**Supplied material:**
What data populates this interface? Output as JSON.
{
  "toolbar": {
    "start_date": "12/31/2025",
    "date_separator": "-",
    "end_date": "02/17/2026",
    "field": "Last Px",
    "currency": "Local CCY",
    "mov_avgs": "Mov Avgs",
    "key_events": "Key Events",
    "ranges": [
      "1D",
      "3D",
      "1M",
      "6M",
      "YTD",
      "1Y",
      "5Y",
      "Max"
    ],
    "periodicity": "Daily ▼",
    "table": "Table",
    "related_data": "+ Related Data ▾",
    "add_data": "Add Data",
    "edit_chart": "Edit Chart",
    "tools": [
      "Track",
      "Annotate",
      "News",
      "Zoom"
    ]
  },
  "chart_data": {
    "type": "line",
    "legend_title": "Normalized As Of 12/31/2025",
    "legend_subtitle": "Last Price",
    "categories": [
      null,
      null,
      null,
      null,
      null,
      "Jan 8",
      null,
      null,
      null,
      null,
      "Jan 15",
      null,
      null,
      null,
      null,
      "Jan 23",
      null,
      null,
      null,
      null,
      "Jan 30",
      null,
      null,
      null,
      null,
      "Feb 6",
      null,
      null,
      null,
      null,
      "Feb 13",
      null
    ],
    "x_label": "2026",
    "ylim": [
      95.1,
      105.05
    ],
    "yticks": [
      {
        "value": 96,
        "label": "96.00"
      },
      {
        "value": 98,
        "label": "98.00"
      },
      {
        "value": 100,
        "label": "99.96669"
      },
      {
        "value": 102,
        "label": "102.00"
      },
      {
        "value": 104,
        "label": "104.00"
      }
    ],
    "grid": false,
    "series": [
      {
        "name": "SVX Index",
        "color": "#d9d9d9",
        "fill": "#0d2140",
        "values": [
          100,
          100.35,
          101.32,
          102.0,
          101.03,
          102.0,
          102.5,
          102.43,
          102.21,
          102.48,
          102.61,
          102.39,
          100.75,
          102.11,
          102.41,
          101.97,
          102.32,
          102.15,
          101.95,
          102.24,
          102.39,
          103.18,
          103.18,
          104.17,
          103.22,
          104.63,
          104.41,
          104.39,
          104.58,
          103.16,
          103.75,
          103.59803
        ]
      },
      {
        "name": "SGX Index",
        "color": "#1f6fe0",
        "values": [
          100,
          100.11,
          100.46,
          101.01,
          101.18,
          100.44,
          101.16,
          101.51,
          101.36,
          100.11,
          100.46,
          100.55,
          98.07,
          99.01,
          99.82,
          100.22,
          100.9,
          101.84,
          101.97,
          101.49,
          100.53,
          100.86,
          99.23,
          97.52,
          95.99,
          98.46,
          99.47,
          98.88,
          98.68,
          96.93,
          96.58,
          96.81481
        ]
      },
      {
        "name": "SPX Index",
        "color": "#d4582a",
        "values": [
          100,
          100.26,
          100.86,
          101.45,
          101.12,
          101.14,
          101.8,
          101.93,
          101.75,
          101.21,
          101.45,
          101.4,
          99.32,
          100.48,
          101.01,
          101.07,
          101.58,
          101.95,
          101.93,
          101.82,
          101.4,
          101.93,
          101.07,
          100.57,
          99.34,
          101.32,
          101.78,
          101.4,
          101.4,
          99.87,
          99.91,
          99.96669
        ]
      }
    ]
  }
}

**What is needed:**
Take each line of the material that contains the word "name" and list it.

**Answer to this problem:**
        "name": "SVX Index",
        "name": "SGX Index",
        "name": "SPX Index",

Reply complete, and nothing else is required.